Exercise details: In full and without alteration, repeat the material.

Rows:
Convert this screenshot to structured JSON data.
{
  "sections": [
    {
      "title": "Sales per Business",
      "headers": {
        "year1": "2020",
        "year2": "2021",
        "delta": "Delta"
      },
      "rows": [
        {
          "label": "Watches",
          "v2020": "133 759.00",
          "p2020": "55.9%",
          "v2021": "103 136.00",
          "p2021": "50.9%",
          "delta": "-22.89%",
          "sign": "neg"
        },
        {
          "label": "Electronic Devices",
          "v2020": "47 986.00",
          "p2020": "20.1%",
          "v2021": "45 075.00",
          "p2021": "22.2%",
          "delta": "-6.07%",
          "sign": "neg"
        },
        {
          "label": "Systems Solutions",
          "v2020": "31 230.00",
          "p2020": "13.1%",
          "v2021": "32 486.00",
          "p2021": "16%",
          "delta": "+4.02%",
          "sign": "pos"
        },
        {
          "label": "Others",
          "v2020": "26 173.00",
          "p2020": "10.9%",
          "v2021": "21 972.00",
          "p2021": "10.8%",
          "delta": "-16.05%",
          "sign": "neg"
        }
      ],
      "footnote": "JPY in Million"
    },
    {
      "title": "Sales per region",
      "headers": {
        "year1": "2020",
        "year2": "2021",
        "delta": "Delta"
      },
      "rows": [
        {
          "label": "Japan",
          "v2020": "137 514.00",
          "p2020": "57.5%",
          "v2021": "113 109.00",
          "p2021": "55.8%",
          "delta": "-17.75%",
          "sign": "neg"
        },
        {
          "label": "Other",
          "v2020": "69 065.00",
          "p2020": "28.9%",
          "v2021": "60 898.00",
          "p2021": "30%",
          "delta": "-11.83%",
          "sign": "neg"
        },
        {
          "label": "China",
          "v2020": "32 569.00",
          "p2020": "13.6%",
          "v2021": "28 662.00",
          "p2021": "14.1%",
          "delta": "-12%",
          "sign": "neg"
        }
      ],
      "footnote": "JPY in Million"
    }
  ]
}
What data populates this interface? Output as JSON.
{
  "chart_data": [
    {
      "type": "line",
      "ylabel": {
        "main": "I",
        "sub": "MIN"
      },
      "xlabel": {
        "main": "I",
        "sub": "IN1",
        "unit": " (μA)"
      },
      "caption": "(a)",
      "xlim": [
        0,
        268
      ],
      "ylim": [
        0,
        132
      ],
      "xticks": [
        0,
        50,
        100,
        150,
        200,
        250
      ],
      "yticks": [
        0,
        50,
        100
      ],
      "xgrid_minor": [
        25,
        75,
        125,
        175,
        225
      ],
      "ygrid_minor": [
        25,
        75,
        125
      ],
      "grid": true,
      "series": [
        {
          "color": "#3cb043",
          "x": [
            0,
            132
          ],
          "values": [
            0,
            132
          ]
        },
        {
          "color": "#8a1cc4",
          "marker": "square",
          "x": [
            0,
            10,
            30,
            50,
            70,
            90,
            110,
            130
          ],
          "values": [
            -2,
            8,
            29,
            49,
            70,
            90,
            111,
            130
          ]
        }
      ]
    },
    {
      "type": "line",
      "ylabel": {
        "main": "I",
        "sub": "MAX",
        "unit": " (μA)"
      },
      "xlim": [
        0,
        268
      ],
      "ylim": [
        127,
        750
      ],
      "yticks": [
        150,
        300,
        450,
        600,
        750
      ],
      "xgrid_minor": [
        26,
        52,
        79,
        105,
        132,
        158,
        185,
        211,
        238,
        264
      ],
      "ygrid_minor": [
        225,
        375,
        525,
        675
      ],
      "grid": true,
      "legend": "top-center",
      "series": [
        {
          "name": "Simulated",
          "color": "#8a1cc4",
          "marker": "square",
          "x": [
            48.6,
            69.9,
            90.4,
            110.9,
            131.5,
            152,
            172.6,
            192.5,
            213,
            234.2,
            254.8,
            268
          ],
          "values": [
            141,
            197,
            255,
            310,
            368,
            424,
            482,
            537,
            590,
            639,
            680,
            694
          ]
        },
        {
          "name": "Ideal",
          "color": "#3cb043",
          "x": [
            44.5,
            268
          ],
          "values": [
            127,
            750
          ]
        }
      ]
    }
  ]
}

Correct answer:
Convert this screenshot to structured JSON data.
{
  "sections": [
    {
      "title": "Sales per Business",
      "headers": {
        "year1": "2020",
        "year2": "2021",
        "delta": "Delta"
      },
      "rows": [
        {
          "label": "Watches",
          "v2020": "133 759.00",
          "p2020": "55.9%",
          "v2021": "103 136.00",
          "p2021": "50.9%",
          "delta": "-22.89%",
          "sign": "neg"
        },
        {
          "label": "Electronic Devices",
          "v2020": "47 986.00",
          "p2020": "20.1%",
          "v2021": "45 075.00",
          "p2021": "22.2%",
          "delta": "-6.07%",
          "sign": "neg"
        },
        {
          "label": "Systems Solutions",
          "v2020": "31 230.00",
          "p2020": "13.1%",
          "v2021": "32 486.00",
          "p2021": "16%",
          "delta": "+4.02%",
          "sign": "pos"
        },
        {
          "label": "Others",
          "v2020": "26 173.00",
          "p2020": "10.9%",
          "v2021": "21 972.00",
          "p2021": "10.8%",
          "delta": "-16.05%",
          "sign": "neg"
        }
      ],
      "footnote": "JPY in Million"
    },
    {
      "title": "Sales per region",
      "headers": {
        "year1": "2020",
        "year2": "2021",
        "delta": "Delta"
      },
      "rows": [
        {
          "label": "Japan",
          "v2020": "137 514.00",
          "p2020": "57.5%",
          "v2021": "113 109.00",
          "p2021": "55.8%",
          "delta": "-17.75%",
          "sign": "neg"
        },
        {
          "label": "Other",
          "v2020": "69 065.00",
          "p2020": "28.9%",
          "v2021": "60 898.00",
          "p2021": "30%",
          "delta": "-11.83%",
          "sign": "neg"
        },
        {
          "label": "China",
          "v2020": "32 569.00",
          "p2020": "13.6%",
          "v2021": "28 662.00",
          "p2021": "14.1%",
          "delta": "-12%",
          "sign": "neg"
        }
      ],
      "footnote": "JPY in Million"
    }
  ]
}
What data populates this interface? Output as JSON.
{
  "chart_data": [
    {
      "type": "line",
      "ylabel": {
        "main": "I",
        "sub": "MIN"
      },
      "xlabel": {
        "main": "I",
        "sub": "IN1",
        "unit": " (μA)"
      },
      "caption": "(a)",
      "xlim": [
        0,
        268
      ],
      "ylim": [
        0,
        132
      ],
      "xticks": [
        0,
        50,
        100,
        150,
        200,
        250
      ],
      "yticks": [
        0,
        50,
        100
      ],
      "xgrid_minor": [
        25,
        75,
        125,
        175,
        225
      ],
      "ygrid_minor": [
        25,
        75,
        125
      ],
      "grid": true,
      "series": [
        {
          "color": "#3cb043",
          "x": [
            0,
            132
          ],
          "values": [
            0,
            132
          ]
        },
        {
          "color": "#8a1cc4",
          "marker": "square",
          "x": [
            0,
            10,
            30,
            50,
            70,
            90,
            110,
            130
          ],
          "values": [
            -2,
            8,
            29,
            49,
            70,
            90,
            111,
            130
          ]
        }
      ]
    },
    {
      "type": "line",
      "ylabel": {
        "main": "I",
        "sub": "MAX",
        "unit": " (μA)"
      },
      "xlim": [
        0,
        268
      ],
      "ylim": [
        127,
        750
      ],
      "yticks": [
        150,
        300,
        450,
        600,
        750
      ],
      "xgrid_minor": [
        26,
        52,
        79,
        105,
        132,
        158,
        185,
        211,
        238,
        264
      ],
      "ygrid_minor": [
        225,
        375,
        525,
        675
      ],
      "grid": true,
      "legend": "top-center",
      "series": [
        {
          "name": "Simulated",
          "color": "#8a1cc4",
          "marker": "square",
          "x": [
            48.6,
            69.9,
            90.4,
            110.9,
            131.5,
            152,
            172.6,
            192.5,
            213,
            234.2,
            254.8,
            268
          ],
          "values": [
            141,
            197,
            255,
            310,
            368,
            424,
            482,
            537,
            590,
            639,
            680,
            694
          ]
        },
        {
          "name": "Ideal",
          "color": "#3cb043",
          "x": [
            44.5,
            268
          ],
          "values": [
            127,
            750
          ]
        }
      ]
    }
  ]
}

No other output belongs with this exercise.